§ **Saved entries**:
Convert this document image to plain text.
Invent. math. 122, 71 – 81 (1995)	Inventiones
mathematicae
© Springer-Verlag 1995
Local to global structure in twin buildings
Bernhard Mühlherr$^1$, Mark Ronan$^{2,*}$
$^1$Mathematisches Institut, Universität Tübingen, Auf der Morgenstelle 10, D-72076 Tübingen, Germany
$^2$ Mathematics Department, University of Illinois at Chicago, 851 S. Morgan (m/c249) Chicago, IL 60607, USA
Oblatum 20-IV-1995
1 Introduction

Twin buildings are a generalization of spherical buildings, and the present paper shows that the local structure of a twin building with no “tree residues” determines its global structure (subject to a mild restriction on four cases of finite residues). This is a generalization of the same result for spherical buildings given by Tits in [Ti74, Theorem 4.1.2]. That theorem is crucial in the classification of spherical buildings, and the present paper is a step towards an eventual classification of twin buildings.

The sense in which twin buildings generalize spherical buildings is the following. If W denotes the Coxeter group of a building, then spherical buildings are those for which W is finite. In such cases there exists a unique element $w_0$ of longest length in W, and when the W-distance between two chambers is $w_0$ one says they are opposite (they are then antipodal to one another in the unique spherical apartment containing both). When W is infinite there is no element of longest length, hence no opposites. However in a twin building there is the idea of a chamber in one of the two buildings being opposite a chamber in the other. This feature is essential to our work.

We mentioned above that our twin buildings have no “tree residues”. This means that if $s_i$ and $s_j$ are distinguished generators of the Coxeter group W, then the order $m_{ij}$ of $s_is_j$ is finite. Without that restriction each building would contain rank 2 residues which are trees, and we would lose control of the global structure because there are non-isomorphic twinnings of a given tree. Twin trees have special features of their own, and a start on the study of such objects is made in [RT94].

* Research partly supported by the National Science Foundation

§ **WHAT YOU SHOULD DO**:
Repeat each of the entries above precisely as given.

§ **EXPECTED ANSWER**:
Convert this document image to plain text.
Invent. math. 122, 71 – 81 (1995)	Inventiones
mathematicae
© Springer-Verlag 1995
Local to global structure in twin buildings
Bernhard Mühlherr$^1$, Mark Ronan$^{2,*}$
$^1$Mathematisches Institut, Universität Tübingen, Auf der Morgenstelle 10, D-72076 Tübingen, Germany
$^2$ Mathematics Department, University of Illinois at Chicago, 851 S. Morgan (m/c249) Chicago, IL 60607, USA
Oblatum 20-IV-1995
1 Introduction

Twin buildings are a generalization of spherical buildings, and the present paper shows that the local structure of a twin building with no “tree residues” determines its global structure (subject to a mild restriction on four cases of finite residues). This is a generalization of the same result for spherical buildings given by Tits in [Ti74, Theorem 4.1.2]. That theorem is crucial in the classification of spherical buildings, and the present paper is a step towards an eventual classification of twin buildings.

The sense in which twin buildings generalize spherical buildings is the following. If W denotes the Coxeter group of a building, then spherical buildings are those for which W is finite. In such cases there exists a unique element $w_0$ of longest length in W, and when the W-distance between two chambers is $w_0$ one says they are opposite (they are then antipodal to one another in the unique spherical apartment containing both). When W is infinite there is no element of longest length, hence no opposites. However in a twin building there is the idea of a chamber in one of the two buildings being opposite a chamber in the other. This feature is essential to our work.

We mentioned above that our twin buildings have no “tree residues”. This means that if $s_i$ and $s_j$ are distinguished generators of the Coxeter group W, then the order $m_{ij}$ of $s_is_j$ is finite. Without that restriction each building would contain rank 2 residues which are trees, and we would lose control of the global structure because there are non-isomorphic twinnings of a given tree. Twin trees have special features of their own, and a start on the study of such objects is made in [RT94].

* Research partly supported by the National Science Foundation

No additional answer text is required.